> **Text provided**:
=====

Favreau is no stranger to sophisticated digital-effects technology: The Jungle Book, his previous feature remake, takes place in the lush Indian jungle but was shot in a warehouse in downtown Los Angeles. The vast majority of that film’s imagery was computer-generated, but Favreau said the production team approached the movie “as though it was an animated film,” and did things “as you would on an animated film.” Although The Lion King, unlike The Jungle Book, will be entirely computer-generated, entertainment news outlets have unsurprisingly described it as yet another “live-action” remake.

The photo-real animation style that Favreau and Disney have chosen for these remakes is only one example of Hollywood’s current fixation on the possibilities of digital-effects technology. In the early aughts, journalists and actors worried that the motion-capture technology showcased in The Lord of the Rings, and later polished in Avatar, would render actors’ physical performances obsolete. But while motion capture has continued to develop, it is only one element of Hollywood’s larger digital-effects landscape, which also includes the photo-real animation featured in Disney’s remakes, as well as the increasingly common digital de-aging of actors. Together, these technologies represent a quest for a perfect digital re-creation of reality; instead, they’ve created a digital uncanny that now pervades blockbuster (and even some independent) cinema.

Current advances in digital-effects technology hark back to earlier developments in another artistic medium, one that still heavily influences cinema today: painting. Painters in Italy during the 14th and 15th centuries pioneered new techniques that would forever change the medium, introducing linear perspective and the realistic rendering of light. Soon, the symbolic, two-dimensional art that had flourished during the Middle Ages seemed obsolete, as Renaissance paintings had a new depth and realism.

Cinematic visual effects are currently in a Renaissance moment. The skill required to conjure the animals of The Jungle Book or the apes of the recent Planet of the Apes reboots is undeniable and at times awe-inspiring. In certain cases, as in the Planet of the Apes films, for instance, it is a necessary and useful tool to tell a story. But in many other cases this impressive technology is deployed not because it is narratively necessary but simply because it is available.

The recent and deeply unsettling development of de-aging actors–or even conjuring them from the dead–most thoroughly epitomizes this frustrating trend. De-aged actors have featured in several recent blockbusters, including Captain America: Civil War and Blade Runner 2049. But no movie received as much attention as Rogue One: A Star Wars Story, which featured a younger version of Carrie Fisher reprising her role as Princess Leia, as well as the digital ghost of Peter Cushing, who died in 1994, reprising his as Grand Moff Tarkin. (The latter character was actually played on the set and voiced by actor Guy Henry.) Neither of these characters convincingly resembled a human being; instead, they were unsettling digital simulacra who distracted from the story Rogue One was trying to tell. This did not deter Martin Scorsese from moving forward with The Irishman, a long-gestating project that will heavily feature de-aging technology, rendering Robert DeNiro, Al Pacino, and Joe Pesci as younger versions of themselves. There are plenty of performers who could plausibly play younger versions of these admittedly titanic actors, but Scorsese has instead decided to de-age them.

Unlike Planet of the Apes or The Lord of the Rings, which needed C.G.I. to represent prominent nonhuman characters, these more recent films do not actually require the incredibly expensive and laborious technology required to de-age their stars. Proponents of de-aging argue that the technology allows the audience to maintain an emotional bond with the characters more easily than double-casting does–but this argument is swiftly disproven by a century of cinematic precedent.

=====

> **Material shown**:
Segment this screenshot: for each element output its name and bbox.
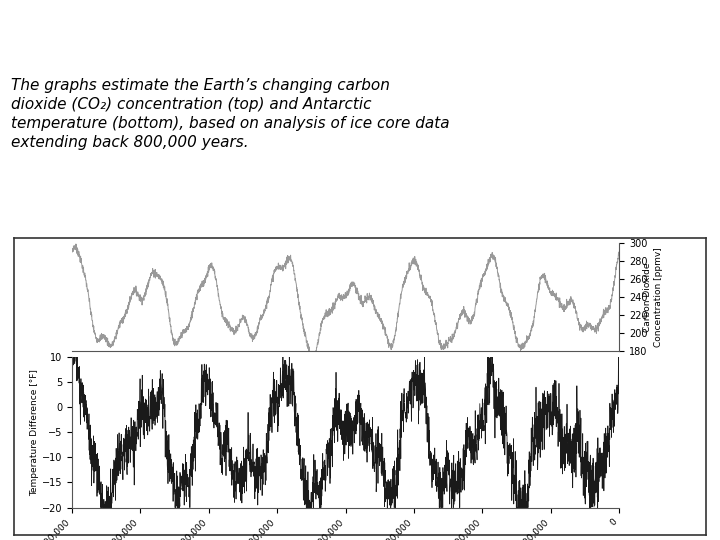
Text: The graphs estimate the Earth’s changing carbon
dioxide (CO₂) concentration (top: The graphs estimate the Earth’s changing… xyxy=(11,78,449,150)
Text: Sample Question: Sample Question xyxy=(227,23,493,50)
Y-axis label: Temperature Difference [°F]: Temperature Difference [°F] xyxy=(30,369,39,496)
Y-axis label: Carbon Dioxide
Concentration [ppmv]: Carbon Dioxide Concentration [ppmv] xyxy=(644,247,663,347)
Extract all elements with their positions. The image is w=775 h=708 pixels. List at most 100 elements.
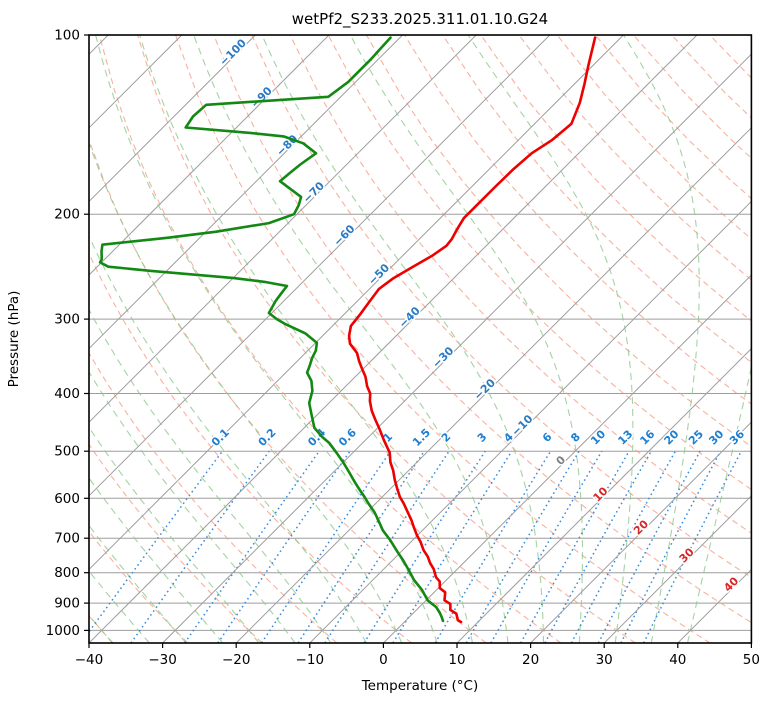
mixing-ratio-label: 0.2 — [256, 426, 279, 449]
mixing-ratio-label: 8 — [568, 430, 583, 445]
mixing-ratio-label: 6 — [540, 430, 555, 445]
dewpoint-curve — [98, 36, 445, 623]
moist-adiabat — [89, 308, 332, 643]
x-tick-label: −20 — [222, 652, 251, 668]
isotherm-label: −70 — [300, 179, 327, 206]
y-tick-label: 300 — [54, 312, 80, 328]
mixing-ratio-line — [392, 450, 513, 643]
isotherm-line — [89, 35, 403, 350]
y-tick-label: 600 — [54, 491, 80, 507]
mixing-ratio-label: 3 — [475, 430, 490, 445]
x-tick-label: 0 — [379, 652, 388, 668]
mixing-ratio-line — [544, 450, 652, 643]
moist-adiabat — [89, 371, 296, 643]
y-tick-label: 700 — [54, 531, 80, 547]
x-axis-label: Temperature (°C) — [361, 678, 479, 694]
mixing-ratio-line — [620, 450, 722, 643]
isotherm-line — [751, 642, 752, 643]
isotherm-line — [530, 421, 752, 643]
x-tick-label: −30 — [148, 652, 177, 668]
y-tick-label: 900 — [54, 596, 80, 612]
isotherm-line — [89, 35, 551, 497]
isotherm-line — [89, 35, 330, 276]
isotherm-label: 40 — [721, 574, 741, 594]
y-tick-label: 100 — [54, 28, 80, 44]
mixing-ratio-line — [465, 450, 580, 643]
moist-adiabat — [89, 234, 367, 643]
dry-adiabat — [709, 35, 752, 79]
y-tick-label: 1000 — [46, 623, 80, 639]
dry-adiabat — [98, 35, 562, 643]
isotherm-label: −100 — [217, 36, 249, 68]
mixing-ratio-label: 10 — [588, 427, 608, 447]
x-tick-label: 40 — [669, 652, 686, 668]
moist-adiabat — [623, 35, 700, 643]
x-tick-label: 30 — [596, 652, 613, 668]
dry-adiabat — [480, 35, 752, 322]
sounding-curves-layer — [98, 36, 597, 624]
mixing-ratio-line — [570, 450, 677, 643]
dry-adiabat — [89, 252, 412, 643]
dry-adiabat — [518, 35, 752, 281]
y-tick-label: 800 — [54, 565, 80, 581]
isotherm-label: −50 — [366, 261, 393, 288]
dry-adiabat — [289, 35, 752, 534]
dry-adiabat — [365, 35, 752, 448]
dry-adiabat — [89, 530, 189, 643]
mixing-ratio-label: 36 — [727, 427, 747, 447]
mixing-ratio-label: 13 — [615, 428, 635, 448]
moist-adiabat — [89, 141, 403, 643]
moist-adiabat — [467, 35, 634, 643]
x-tick-label: 10 — [448, 652, 465, 668]
mixing-ratio-line — [324, 450, 450, 643]
moist-adiabat — [261, 35, 545, 643]
plot-frame — [88, 34, 753, 644]
dry-adiabat — [442, 35, 752, 363]
moist-adiabat — [349, 35, 584, 643]
isotherm-label: −40 — [396, 304, 423, 331]
dry-adiabat — [556, 35, 752, 240]
isotherm-line — [89, 35, 624, 571]
mixing-ratio-line — [643, 450, 742, 643]
dry-adiabat — [251, 35, 752, 579]
moist-adiabat — [193, 35, 509, 643]
dry-adiabat — [89, 138, 487, 643]
isotherm-label: −20 — [471, 376, 498, 403]
mixing-ratio-line — [89, 450, 224, 634]
moist-adiabat — [0, 35, 1, 643]
mixing-ratio-label: 2 — [439, 430, 454, 445]
dry-adiabat — [632, 35, 752, 159]
moist-adiabat — [89, 426, 260, 643]
isotherm-line — [383, 274, 752, 643]
dry-adiabat — [175, 35, 711, 643]
mixing-ratio-line — [260, 450, 392, 643]
isotherm-label: −90 — [248, 84, 275, 111]
x-tick-label: 50 — [743, 652, 760, 668]
isotherm-label: −30 — [430, 344, 457, 371]
x-tick-label: −40 — [75, 652, 104, 668]
temperature-curve — [347, 36, 597, 624]
mixing-ratio-label: 1.5 — [410, 426, 433, 449]
isotherm-line — [89, 35, 256, 203]
isotherm-line — [603, 495, 752, 643]
y-axis-label: Pressure (hPa) — [6, 291, 22, 388]
isotherm-label: −10 — [509, 412, 536, 439]
y-tick-label: 500 — [54, 444, 80, 460]
mixing-ratio-line — [434, 450, 552, 643]
isotherm-line — [89, 35, 183, 129]
moist-adiabat — [687, 364, 752, 643]
dry-adiabat — [89, 443, 263, 643]
isotherm-line — [162, 53, 752, 643]
mixing-ratio-label: 20 — [662, 427, 682, 447]
background-lines-layer — [0, 35, 752, 643]
x-tick-label: −10 — [296, 652, 325, 668]
dry-adiabat — [213, 35, 752, 624]
isotherm-line — [89, 35, 477, 423]
isotherm-label: 30 — [677, 545, 697, 565]
isotherm-line — [235, 127, 752, 643]
mixing-ratio-label: 0.6 — [336, 426, 359, 449]
moist-adiabat — [89, 477, 224, 643]
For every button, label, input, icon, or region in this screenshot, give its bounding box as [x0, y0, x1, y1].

=====

> **What to work on**:
A) In the article on digital effects, begin at the words "Cinematic visual effects" and stop after "it is available.", rewriting that passage with "Renaissance" changed to "golden".
B) According to the article on digital effects, why was C.G.I. justified in Planet of the Apes and The Lord of the Rings but not in the recent de-aging films? Answer in one to three sentences.

> **Answer set**:
A)
Cinematic visual effects are currently in a golden moment. The skill required to conjure the animals of The Jungle Book or the apes of the recent Planet of the Apes reboots is undeniable and at times awe-inspiring. In certain cases, as in the Planet of the Apes films, for instance, it is a necessary and useful tool to tell a story. But in many other cases this impressive technology is deployed not because it is narratively necessary but simply because it is available.

B) Planet of the Apes and The Lord of the Rings needed C.G.I. to represent prominent nonhuman characters. The more recent films do not actually require the expensive and laborious technology used to de-age their stars.